◆ **Exercise aim**
Below are some lines of data. Return all of them as they are.

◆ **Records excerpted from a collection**
┄┄┄┄┄┄
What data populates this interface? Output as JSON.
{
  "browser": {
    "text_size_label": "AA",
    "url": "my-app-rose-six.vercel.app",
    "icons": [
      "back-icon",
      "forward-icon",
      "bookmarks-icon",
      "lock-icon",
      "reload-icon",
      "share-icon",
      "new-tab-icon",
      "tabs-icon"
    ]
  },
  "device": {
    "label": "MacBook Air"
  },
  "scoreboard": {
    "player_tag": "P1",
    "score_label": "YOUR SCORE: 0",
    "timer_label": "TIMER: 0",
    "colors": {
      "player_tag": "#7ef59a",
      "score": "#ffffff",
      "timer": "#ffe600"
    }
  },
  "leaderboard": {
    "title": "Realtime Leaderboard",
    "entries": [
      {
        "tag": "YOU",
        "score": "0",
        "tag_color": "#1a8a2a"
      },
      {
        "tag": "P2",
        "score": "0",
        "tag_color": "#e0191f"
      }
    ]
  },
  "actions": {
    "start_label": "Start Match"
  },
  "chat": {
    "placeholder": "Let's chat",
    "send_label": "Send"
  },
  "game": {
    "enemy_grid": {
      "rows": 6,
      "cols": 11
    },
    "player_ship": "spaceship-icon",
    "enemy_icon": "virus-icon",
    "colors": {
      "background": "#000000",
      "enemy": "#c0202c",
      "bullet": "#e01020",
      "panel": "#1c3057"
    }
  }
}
┄┄┄┄┄┄
◆ **Answer to the exercise**
What data populates this interface? Output as JSON.
{
  "browser": {
    "text_size_label": "AA",
    "url": "my-app-rose-six.vercel.app",
    "icons": [
      "back-icon",
      "forward-icon",
      "bookmarks-icon",
      "lock-icon",
      "reload-icon",
      "share-icon",
      "new-tab-icon",
      "tabs-icon"
    ]
  },
  "device": {
    "label": "MacBook Air"
  },
  "scoreboard": {
    "player_tag": "P1",
    "score_label": "YOUR SCORE: 0",
    "timer_label": "TIMER: 0",
    "colors": {
      "player_tag": "#7ef59a",
      "score": "#ffffff",
      "timer": "#ffe600"
    }
  },
  "leaderboard": {
    "title": "Realtime Leaderboard",
    "entries": [
      {
        "tag": "YOU",
        "score": "0",
        "tag_color": "#1a8a2a"
      },
      {
        "tag": "P2",
        "score": "0",
        "tag_color": "#e0191f"
      }
    ]
  },
  "actions": {
    "start_label": "Start Match"
  },
  "chat": {
    "placeholder": "Let's chat",
    "send_label": "Send"
  },
  "game": {
    "enemy_grid": {
      "rows": 6,
      "cols": 11
    },
    "player_ship": "spaceship-icon",
    "enemy_icon": "virus-icon",
    "colors": {
      "background": "#000000",
      "enemy": "#c0202c",
      "bullet": "#e01020",
      "panel": "#1c3057"
    }
  }
}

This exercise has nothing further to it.